TASKS FOR THIS EXERCISE:
**a.** Answer these questions about the passage on the St. Petersburg mayoral race:
(i) Where is Batdorf a native of?
(ii) How much has the political action committee backing a potential Crist campaign raised?
(iii) What is the dollar amount of the infrastructure bond the city proposes to put on the November ballot?
**b.** Please go on with the passage on the St. Petersburg mayoral race, starting after its last sentence.

PASSAGE SHOWN:
Batdorf, a St. Petersburg native, made the announcement in an interview with a Tallahassee-based political publication and frames his candidacy around a simple argument: the people currently running the city are career politicians, and career politicians are not delivering results.

“We have several members that are running that are career politicians,” Batdorf said. “We don’t need career politicians anymore. It’s not working for us.”

The field is already crowded. City Council member Brandi Gabbard has launched her own mayoral campaign, positioning herself as the insider who knows how to get things done. Former St. Petersburg Fire Chief Jim Large has filed. Perennial contenders Paul Congemi and Maria Scruggs are also in. And former Gov. Charlie Crist looms over the race without having officially filed, though a political action committee backing a potential Crist campaign has already cleared $1 million in fundraising. That kind of money before a formal announcement signals serious intent and will likely reshape the dynamics of the race once Crist makes a decision.

Batdorf is not waiting around to see how the field settles. He is running on infrastructure, storm preparedness and what he calls the city’s failure to plan ahead. His critique of the Welch administration’s hurricane response is pointed.

“The city’s response to recent natural disasters exposed a lack of preparation and planning,” Batdorf said in a press release. “The administration was not ready for the aftermath, and many of the measures taken were reactive and poorly executed, including debris removal and permitting processes.”

Anyone who lived through the aftermath of recent storm seasons in Pinellas County will recognize those complaints. Debris sat in neighborhoods longer than it should have. Permitting moved slowly when residents needed to move fast. These are not abstract policy debates for the people who went through them.

Batdorf also takes direct aim at the city’s proposal to put a $600 million infrastructure bond on the November ballot. He does not dispute that St. Petersburg has serious infrastructure needs. He disputes whether this is the right way to address them, and whether voters will support it under current political conditions.

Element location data
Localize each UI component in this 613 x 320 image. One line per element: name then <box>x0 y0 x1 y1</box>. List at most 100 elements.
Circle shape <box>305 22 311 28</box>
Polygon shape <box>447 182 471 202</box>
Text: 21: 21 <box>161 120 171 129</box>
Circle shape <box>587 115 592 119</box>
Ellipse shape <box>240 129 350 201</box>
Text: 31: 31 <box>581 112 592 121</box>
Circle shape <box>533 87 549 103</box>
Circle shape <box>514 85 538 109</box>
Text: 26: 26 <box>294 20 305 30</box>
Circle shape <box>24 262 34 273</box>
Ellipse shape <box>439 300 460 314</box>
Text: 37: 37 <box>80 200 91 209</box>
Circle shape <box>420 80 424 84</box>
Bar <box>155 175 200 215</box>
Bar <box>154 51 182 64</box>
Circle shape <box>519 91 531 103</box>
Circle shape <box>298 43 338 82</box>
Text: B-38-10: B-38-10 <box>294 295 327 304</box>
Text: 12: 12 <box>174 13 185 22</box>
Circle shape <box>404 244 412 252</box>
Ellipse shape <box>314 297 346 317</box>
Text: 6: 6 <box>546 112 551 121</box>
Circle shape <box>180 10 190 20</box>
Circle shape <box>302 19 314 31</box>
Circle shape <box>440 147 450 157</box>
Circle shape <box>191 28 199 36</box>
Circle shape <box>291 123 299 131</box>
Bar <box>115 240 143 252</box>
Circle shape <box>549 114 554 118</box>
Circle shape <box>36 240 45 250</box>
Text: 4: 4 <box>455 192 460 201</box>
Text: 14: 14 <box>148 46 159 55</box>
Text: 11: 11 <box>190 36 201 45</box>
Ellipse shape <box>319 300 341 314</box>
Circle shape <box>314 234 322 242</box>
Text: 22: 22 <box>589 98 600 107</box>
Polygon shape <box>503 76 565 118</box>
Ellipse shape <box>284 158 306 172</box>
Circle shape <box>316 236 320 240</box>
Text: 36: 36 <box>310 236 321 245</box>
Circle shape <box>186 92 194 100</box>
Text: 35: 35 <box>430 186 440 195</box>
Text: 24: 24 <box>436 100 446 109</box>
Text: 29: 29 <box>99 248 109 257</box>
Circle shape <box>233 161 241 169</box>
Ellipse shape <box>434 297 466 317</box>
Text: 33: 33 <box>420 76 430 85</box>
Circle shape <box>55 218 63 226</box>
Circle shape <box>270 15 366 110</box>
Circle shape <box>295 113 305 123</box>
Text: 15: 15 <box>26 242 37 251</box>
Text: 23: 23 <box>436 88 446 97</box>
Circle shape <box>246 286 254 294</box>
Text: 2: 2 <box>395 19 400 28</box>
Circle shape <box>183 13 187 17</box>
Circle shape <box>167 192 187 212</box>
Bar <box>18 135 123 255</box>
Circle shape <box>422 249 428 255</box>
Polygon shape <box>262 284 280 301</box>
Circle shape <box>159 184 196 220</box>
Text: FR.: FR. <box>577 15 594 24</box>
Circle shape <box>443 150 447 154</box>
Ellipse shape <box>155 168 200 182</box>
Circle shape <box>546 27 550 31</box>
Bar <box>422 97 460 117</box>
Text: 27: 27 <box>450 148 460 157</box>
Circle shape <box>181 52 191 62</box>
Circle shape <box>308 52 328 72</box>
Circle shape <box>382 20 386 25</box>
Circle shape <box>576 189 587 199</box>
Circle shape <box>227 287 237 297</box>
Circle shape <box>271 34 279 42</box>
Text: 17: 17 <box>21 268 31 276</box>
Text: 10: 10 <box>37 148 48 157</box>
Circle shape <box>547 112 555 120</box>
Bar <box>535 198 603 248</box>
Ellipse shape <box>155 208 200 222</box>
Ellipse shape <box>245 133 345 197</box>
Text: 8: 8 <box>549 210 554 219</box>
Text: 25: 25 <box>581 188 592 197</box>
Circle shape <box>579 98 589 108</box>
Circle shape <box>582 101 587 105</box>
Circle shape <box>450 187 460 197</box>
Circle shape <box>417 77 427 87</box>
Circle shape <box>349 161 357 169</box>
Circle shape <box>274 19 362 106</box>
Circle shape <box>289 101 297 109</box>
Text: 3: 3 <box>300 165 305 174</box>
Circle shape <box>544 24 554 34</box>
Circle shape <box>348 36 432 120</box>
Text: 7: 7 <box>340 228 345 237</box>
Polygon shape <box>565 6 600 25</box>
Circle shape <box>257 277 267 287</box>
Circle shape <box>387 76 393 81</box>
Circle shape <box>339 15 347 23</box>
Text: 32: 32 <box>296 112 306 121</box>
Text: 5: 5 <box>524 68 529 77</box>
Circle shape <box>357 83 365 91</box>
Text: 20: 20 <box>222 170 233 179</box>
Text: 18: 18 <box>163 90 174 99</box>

TASK ANSWERS:
**a.**
(i) St. Petersburg
(ii) More than $1 million
(iii) $600 million

**b.**
“When you drive down a road, there’s potholes. It doesn’t matter where you’re going throughout the city. Why aren’t they being addressed properly?” Batdorf said.

His skepticism about the bond measure is rooted in a specific political reality. The state is expected to put a property tax cut or reform measure on the same November ballot. Asking St. Petersburg voters to approve higher city taxes on the same ballot where the state asks them if they want to cut their taxes strikes Batdorf as a losing proposition, and he may not be wrong about the politics of that.

“You’re going to put a GO bond, asking people to pay higher taxes, when there’s going to be another measure from the state asking people if they want to get rid of their taxes? It will never go. It won’t work. We need to find alternative sources for funding the projects,” he said.

That is a substantive argument worth watching as the campaign develops. If Crist enters and dominates the fundraising conversation, and if Gabbard consolidates support from city hall insiders, candidates like Batdorf will need to convert neighborhood-level credibility into something that moves voters across the whole city. His Shore Acres base and his real estate background give him roots in the community, but a $1 million PAC has a way of drowning out voices without comparable resources.

St. Petersburg’s mayoral election will test whether the anti-career-politician message that has worked in national races can translate to a mid-sized Florida city with specific, expensive infrastructure problems. Batdorf is betting it can.